[Records from a collection]
★ ★ ★
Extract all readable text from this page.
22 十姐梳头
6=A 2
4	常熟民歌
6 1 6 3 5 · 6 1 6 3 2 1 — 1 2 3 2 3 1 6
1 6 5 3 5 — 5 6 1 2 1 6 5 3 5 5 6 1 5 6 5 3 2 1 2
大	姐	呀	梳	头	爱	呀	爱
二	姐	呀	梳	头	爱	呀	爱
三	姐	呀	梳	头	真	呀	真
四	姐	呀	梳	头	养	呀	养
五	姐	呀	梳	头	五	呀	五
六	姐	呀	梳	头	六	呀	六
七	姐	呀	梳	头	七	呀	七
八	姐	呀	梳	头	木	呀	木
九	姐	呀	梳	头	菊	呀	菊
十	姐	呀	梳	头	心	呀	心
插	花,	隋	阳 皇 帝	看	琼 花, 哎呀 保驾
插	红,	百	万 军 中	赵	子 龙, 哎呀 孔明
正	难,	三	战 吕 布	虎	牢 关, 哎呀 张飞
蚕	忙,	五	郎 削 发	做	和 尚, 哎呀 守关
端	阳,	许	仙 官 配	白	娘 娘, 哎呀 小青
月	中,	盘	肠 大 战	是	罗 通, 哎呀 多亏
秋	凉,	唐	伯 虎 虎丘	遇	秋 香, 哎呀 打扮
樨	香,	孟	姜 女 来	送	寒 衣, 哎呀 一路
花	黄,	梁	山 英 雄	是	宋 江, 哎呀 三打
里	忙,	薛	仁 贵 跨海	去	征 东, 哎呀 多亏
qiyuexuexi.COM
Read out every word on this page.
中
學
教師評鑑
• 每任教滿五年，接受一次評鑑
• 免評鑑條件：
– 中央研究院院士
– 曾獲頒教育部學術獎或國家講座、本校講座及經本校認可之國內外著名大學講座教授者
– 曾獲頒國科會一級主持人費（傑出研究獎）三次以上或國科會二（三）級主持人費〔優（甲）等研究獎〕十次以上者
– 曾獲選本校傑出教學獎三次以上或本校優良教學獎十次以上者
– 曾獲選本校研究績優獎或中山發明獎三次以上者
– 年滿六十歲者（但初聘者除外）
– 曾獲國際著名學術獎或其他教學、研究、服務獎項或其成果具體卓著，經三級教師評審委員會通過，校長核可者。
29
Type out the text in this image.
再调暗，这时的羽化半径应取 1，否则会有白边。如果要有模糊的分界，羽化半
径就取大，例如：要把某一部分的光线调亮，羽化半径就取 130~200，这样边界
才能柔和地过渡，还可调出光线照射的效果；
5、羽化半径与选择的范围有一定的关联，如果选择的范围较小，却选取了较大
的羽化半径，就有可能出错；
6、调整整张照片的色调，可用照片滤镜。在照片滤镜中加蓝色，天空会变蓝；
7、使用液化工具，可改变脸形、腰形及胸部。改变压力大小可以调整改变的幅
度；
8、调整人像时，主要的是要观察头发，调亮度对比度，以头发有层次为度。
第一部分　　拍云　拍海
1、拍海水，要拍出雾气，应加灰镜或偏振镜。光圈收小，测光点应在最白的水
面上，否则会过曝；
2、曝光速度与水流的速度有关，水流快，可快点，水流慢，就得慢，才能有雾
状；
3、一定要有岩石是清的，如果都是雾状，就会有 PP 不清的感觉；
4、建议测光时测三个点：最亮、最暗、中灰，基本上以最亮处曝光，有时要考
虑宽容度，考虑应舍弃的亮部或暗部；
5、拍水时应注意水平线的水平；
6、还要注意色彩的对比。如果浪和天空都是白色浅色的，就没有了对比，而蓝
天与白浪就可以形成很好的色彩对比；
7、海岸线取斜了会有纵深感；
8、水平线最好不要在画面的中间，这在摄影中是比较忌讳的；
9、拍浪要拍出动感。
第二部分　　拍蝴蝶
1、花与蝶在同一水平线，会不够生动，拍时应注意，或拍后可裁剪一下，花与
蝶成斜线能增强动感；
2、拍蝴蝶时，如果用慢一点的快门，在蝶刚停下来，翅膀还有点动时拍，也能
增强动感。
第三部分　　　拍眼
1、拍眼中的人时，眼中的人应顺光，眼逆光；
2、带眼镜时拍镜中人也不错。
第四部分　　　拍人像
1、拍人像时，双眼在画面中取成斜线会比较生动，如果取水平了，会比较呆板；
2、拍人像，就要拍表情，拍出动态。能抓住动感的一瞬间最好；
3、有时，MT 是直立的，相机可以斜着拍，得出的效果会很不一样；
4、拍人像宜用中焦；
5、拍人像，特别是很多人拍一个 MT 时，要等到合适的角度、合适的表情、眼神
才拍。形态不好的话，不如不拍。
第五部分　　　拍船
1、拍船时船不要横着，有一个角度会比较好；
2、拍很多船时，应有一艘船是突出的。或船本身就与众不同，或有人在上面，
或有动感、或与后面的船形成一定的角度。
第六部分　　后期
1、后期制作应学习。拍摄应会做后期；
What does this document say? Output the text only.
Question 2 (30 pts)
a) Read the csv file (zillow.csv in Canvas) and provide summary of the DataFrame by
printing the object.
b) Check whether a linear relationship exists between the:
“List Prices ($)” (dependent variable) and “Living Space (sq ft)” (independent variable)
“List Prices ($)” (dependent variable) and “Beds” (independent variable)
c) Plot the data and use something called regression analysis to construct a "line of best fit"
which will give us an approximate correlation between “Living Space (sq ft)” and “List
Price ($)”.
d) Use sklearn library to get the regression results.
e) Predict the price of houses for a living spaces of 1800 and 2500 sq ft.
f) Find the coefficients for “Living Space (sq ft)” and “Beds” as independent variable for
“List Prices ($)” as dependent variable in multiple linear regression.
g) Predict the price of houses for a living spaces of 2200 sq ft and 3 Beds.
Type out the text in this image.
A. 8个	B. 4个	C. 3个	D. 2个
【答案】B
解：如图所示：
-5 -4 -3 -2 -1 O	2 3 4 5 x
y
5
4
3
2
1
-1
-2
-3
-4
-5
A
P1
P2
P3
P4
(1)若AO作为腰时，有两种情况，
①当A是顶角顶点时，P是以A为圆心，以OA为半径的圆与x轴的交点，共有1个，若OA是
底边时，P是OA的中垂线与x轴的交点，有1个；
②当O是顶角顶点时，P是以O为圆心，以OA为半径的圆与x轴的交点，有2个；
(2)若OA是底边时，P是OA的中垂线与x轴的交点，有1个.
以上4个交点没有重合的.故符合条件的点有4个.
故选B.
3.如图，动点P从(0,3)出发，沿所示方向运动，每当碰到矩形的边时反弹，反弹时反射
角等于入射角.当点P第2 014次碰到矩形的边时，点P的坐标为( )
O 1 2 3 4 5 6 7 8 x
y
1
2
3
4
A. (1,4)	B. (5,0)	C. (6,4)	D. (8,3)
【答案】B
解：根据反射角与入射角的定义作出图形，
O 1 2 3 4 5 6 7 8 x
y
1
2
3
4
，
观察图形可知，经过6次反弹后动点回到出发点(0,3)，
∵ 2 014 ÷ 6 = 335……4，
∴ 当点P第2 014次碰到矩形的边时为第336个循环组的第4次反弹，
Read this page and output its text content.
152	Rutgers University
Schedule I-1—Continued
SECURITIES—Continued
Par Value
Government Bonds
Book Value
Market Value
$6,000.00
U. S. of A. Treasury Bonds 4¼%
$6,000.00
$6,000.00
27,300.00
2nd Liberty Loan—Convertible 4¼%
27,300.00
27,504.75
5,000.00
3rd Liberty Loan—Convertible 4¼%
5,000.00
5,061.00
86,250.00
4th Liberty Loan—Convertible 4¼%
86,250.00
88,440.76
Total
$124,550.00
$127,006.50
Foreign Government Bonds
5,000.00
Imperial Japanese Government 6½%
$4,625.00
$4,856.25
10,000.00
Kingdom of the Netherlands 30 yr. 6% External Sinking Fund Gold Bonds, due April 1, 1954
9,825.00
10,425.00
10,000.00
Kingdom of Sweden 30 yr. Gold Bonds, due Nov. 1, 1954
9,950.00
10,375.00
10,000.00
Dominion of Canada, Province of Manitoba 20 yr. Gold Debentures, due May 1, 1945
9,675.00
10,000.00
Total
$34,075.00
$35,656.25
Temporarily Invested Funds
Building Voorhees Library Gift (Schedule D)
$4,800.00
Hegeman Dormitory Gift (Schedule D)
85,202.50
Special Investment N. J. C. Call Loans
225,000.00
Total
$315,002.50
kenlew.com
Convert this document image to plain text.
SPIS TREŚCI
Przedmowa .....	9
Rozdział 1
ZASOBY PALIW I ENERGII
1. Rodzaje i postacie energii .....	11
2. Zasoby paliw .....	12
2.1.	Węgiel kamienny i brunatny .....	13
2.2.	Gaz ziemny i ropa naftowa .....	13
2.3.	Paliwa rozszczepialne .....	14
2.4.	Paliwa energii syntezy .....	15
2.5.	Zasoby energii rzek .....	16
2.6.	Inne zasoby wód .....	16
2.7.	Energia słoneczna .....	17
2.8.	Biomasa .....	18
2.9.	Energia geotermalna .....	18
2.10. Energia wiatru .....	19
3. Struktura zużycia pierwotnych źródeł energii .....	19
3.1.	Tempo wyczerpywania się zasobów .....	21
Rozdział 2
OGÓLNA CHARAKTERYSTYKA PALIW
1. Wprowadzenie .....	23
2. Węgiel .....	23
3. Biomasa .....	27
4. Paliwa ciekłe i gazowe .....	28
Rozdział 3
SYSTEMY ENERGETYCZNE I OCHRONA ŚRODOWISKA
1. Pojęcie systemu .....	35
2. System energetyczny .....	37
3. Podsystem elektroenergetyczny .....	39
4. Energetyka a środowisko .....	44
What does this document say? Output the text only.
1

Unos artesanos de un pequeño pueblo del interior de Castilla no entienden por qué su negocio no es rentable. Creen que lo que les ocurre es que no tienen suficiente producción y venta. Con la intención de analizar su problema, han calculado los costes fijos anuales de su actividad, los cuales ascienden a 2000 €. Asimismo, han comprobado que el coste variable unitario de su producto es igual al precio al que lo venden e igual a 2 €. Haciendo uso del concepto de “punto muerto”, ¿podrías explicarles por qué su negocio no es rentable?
★ ★ ★
Pick out the lines containing the word "Convertible" and show them.

**COMPLETE RESPONSE**.
2nd Liberty Loan—Convertible 4¼%
3rd Liberty Loan—Convertible 4¼%
4th Liberty Loan—Convertible 4¼%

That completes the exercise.